▶ [Given exercise] Omit every picture while repeating the entries exactly.

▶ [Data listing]

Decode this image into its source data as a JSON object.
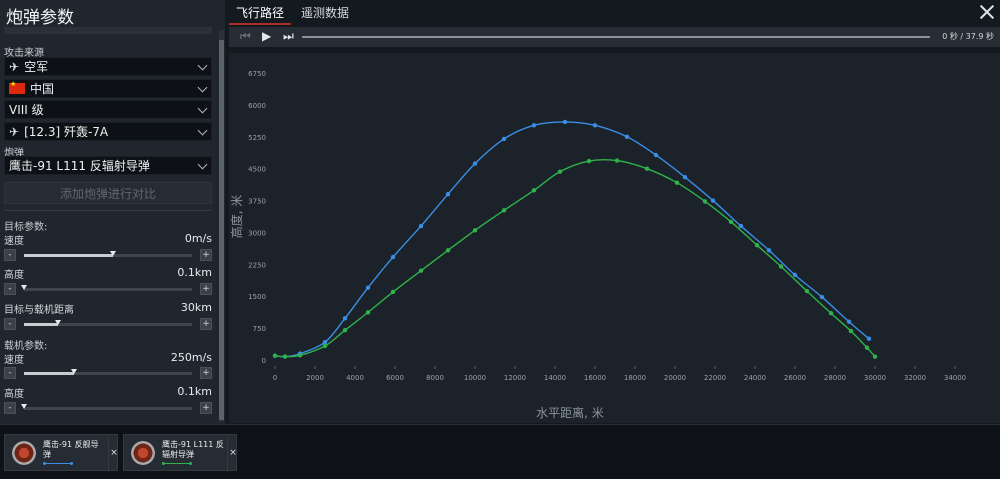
{
  "panel": {
    "title": "炮弹参数",
    "source_label": "攻击来源",
    "source": {
      "branch": "空军",
      "country": "中国",
      "tier": "VIII 级",
      "vehicle": "[12.3] 歼轰-7A"
    },
    "shell_label": "炮弹",
    "shell": "鹰击-91 L111 反辐射导弹",
    "compare_button": "添加炮弹进行对比",
    "target_params_label": "目标参数:",
    "carrier_params_label": "载机参数:",
    "params": [
      {
        "label": "速度",
        "value": "0m/s",
        "level": 0.53
      },
      {
        "label": "高度",
        "value": "0.1km",
        "level": 0.0
      },
      {
        "label": "目标与载机距离",
        "value": "30km",
        "level": 0.2
      },
      {
        "label": "速度",
        "value": "250m/s",
        "level": 0.3
      },
      {
        "label": "高度",
        "value": "0.1km",
        "level": 0.0
      }
    ],
    "minus": "-",
    "plus": "+"
  },
  "tabs": [
    {
      "label": "飞行路径",
      "active": true
    },
    {
      "label": "遥测数据",
      "active": false
    }
  ],
  "player": {
    "prev_icon": "skip-back-icon",
    "play_icon": "play-icon",
    "next_icon": "skip-forward-icon",
    "time": "0 秒 / 37.9 秒"
  },
  "chart_data": {
    "type": "line",
    "xlabel": "水平距离, 米",
    "ylabel": "高度, 米",
    "xlim": [
      0,
      34000
    ],
    "ylim": [
      0,
      6750
    ],
    "xticks": [
      0,
      2000,
      4000,
      6000,
      8000,
      10000,
      12000,
      14000,
      16000,
      18000,
      20000,
      22000,
      24000,
      26000,
      28000,
      30000,
      32000,
      34000
    ],
    "yticks": [
      0,
      750,
      1500,
      2250,
      3000,
      3750,
      4500,
      5250,
      6000,
      6750
    ],
    "series": [
      {
        "color": "#3a8ee6",
        "x": [
          0,
          500,
          1250,
          2500,
          3500,
          4650,
          5900,
          7300,
          8650,
          10000,
          11450,
          12950,
          14500,
          16000,
          17600,
          19050,
          20500,
          21900,
          23300,
          24700,
          26000,
          27350,
          28700,
          29700
        ],
        "y": [
          100,
          80,
          150,
          420,
          980,
          1700,
          2420,
          3150,
          3900,
          4620,
          5200,
          5520,
          5600,
          5520,
          5250,
          4820,
          4300,
          3750,
          3150,
          2580,
          2000,
          1480,
          900,
          500
        ]
      },
      {
        "color": "#2fb34a",
        "x": [
          0,
          500,
          1250,
          2500,
          3500,
          4650,
          5900,
          7300,
          8650,
          10000,
          11450,
          12950,
          14250,
          15700,
          17100,
          18600,
          20100,
          21500,
          22800,
          24100,
          25300,
          26600,
          27800,
          28800,
          29600,
          30000
        ],
        "y": [
          100,
          80,
          110,
          330,
          700,
          1120,
          1600,
          2100,
          2580,
          3050,
          3520,
          3990,
          4430,
          4680,
          4690,
          4500,
          4170,
          3730,
          3250,
          2700,
          2200,
          1620,
          1100,
          680,
          290,
          80
        ]
      }
    ]
  },
  "compare_cards": [
    {
      "name": "鹰击-91 反舰导弹",
      "color": "#3a8ee6",
      "close": "×"
    },
    {
      "name": "鹰击-91 L111 反辐射导弹",
      "color": "#2fb34a",
      "close": "×"
    }
  ]
}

▶ [Full solution]
Decode this image into its source data as a JSON object.
{
  "panel": {
    "title": "炮弹参数",
    "source_label": "攻击来源",
    "source": {
      "branch": "空军",
      "country": "中国",
      "tier": "VIII 级",
      "vehicle": "[12.3] 歼轰-7A"
    },
    "shell_label": "炮弹",
    "shell": "鹰击-91 L111 反辐射导弹",
    "compare_button": "添加炮弹进行对比",
    "target_params_label": "目标参数:",
    "carrier_params_label": "载机参数:",
    "params": [
      {
        "label": "速度",
        "value": "0m/s",
        "level": 0.53
      },
      {
        "label": "高度",
        "value": "0.1km",
        "level": 0.0
      },
      {
        "label": "目标与载机距离",
        "value": "30km",
        "level": 0.2
      },
      {
        "label": "速度",
        "value": "250m/s",
        "level": 0.3
      },
      {
        "label": "高度",
        "value": "0.1km",
        "level": 0.0
      }
    ],
    "minus": "-",
    "plus": "+"
  },
  "tabs": [
    {
      "label": "飞行路径",
      "active": true
    },
    {
      "label": "遥测数据",
      "active": false
    }
  ],
  "player": {
    "prev_icon": "skip-back-icon",
    "play_icon": "play-icon",
    "next_icon": "skip-forward-icon",
    "time": "0 秒 / 37.9 秒"
  },
  "chart_data": {
    "type": "line",
    "xlabel": "水平距离, 米",
    "ylabel": "高度, 米",
    "xlim": [
      0,
      34000
    ],
    "ylim": [
      0,
      6750
    ],
    "xticks": [
      0,
      2000,
      4000,
      6000,
      8000,
      10000,
      12000,
      14000,
      16000,
      18000,
      20000,
      22000,
      24000,
      26000,
      28000,
      30000,
      32000,
      34000
    ],
    "yticks": [
      0,
      750,
      1500,
      2250,
      3000,
      3750,
      4500,
      5250,
      6000,
      6750
    ],
    "series": [
      {
        "color": "#3a8ee6",
        "x": [
          0,
          500,
          1250,
          2500,
          3500,
          4650,
          5900,
          7300,
          8650,
          10000,
          11450,
          12950,
          14500,
          16000,
          17600,
          19050,
          20500,
          21900,
          23300,
          24700,
          26000,
          27350,
          28700,
          29700
        ],
        "y": [
          100,
          80,
          150,
          420,
          980,
          1700,
          2420,
          3150,
          3900,
          4620,
          5200,
          5520,
          5600,
          5520,
          5250,
          4820,
          4300,
          3750,
          3150,
          2580,
          2000,
          1480,
          900,
          500
        ]
      },
      {
        "color": "#2fb34a",
        "x": [
          0,
          500,
          1250,
          2500,
          3500,
          4650,
          5900,
          7300,
          8650,
          10000,
          11450,
          12950,
          14250,
          15700,
          17100,
          18600,
          20100,
          21500,
          22800,
          24100,
          25300,
          26600,
          27800,
          28800,
          29600,
          30000
        ],
        "y": [
          100,
          80,
          110,
          330,
          700,
          1120,
          1600,
          2100,
          2580,
          3050,
          3520,
          3990,
          4430,
          4680,
          4690,
          4500,
          4170,
          3730,
          3250,
          2700,
          2200,
          1620,
          1100,
          680,
          290,
          80
        ]
      }
    ]
  },
  "compare_cards": [
    {
      "name": "鹰击-91 反舰导弹",
      "color": "#3a8ee6",
      "close": "×"
    },
    {
      "name": "鹰击-91 L111 反辐射导弹",
      "color": "#2fb34a",
      "close": "×"
    }
  ]
}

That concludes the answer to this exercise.